— Work to do —
Print the data exactly, leaving nothing out.
─── Task material
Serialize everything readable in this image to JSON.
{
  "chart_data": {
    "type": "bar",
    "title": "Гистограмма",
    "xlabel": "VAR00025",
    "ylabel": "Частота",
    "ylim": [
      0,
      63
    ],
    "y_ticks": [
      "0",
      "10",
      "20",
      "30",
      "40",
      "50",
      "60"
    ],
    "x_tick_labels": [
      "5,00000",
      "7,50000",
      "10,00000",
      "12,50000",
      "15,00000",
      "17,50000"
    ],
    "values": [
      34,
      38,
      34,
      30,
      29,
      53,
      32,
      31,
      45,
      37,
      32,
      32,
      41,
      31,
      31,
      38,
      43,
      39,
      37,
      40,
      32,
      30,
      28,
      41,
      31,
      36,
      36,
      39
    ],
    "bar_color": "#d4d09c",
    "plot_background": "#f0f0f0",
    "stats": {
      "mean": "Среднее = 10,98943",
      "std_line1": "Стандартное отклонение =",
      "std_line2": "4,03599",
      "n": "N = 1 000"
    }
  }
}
──────
— Exercise result —
Serialize everything readable in this image to JSON.
{
  "chart_data": {
    "type": "bar",
    "title": "Гистограмма",
    "xlabel": "VAR00025",
    "ylabel": "Частота",
    "ylim": [
      0,
      63
    ],
    "y_ticks": [
      "0",
      "10",
      "20",
      "30",
      "40",
      "50",
      "60"
    ],
    "x_tick_labels": [
      "5,00000",
      "7,50000",
      "10,00000",
      "12,50000",
      "15,00000",
      "17,50000"
    ],
    "values": [
      34,
      38,
      34,
      30,
      29,
      53,
      32,
      31,
      45,
      37,
      32,
      32,
      41,
      31,
      31,
      38,
      43,
      39,
      37,
      40,
      32,
      30,
      28,
      41,
      31,
      36,
      36,
      39
    ],
    "bar_color": "#d4d09c",
    "plot_background": "#f0f0f0",
    "stats": {
      "mean": "Среднее = 10,98943",
      "std_line1": "Стандартное отклонение =",
      "std_line2": "4,03599",
      "n": "N = 1 000"
    }
  }
}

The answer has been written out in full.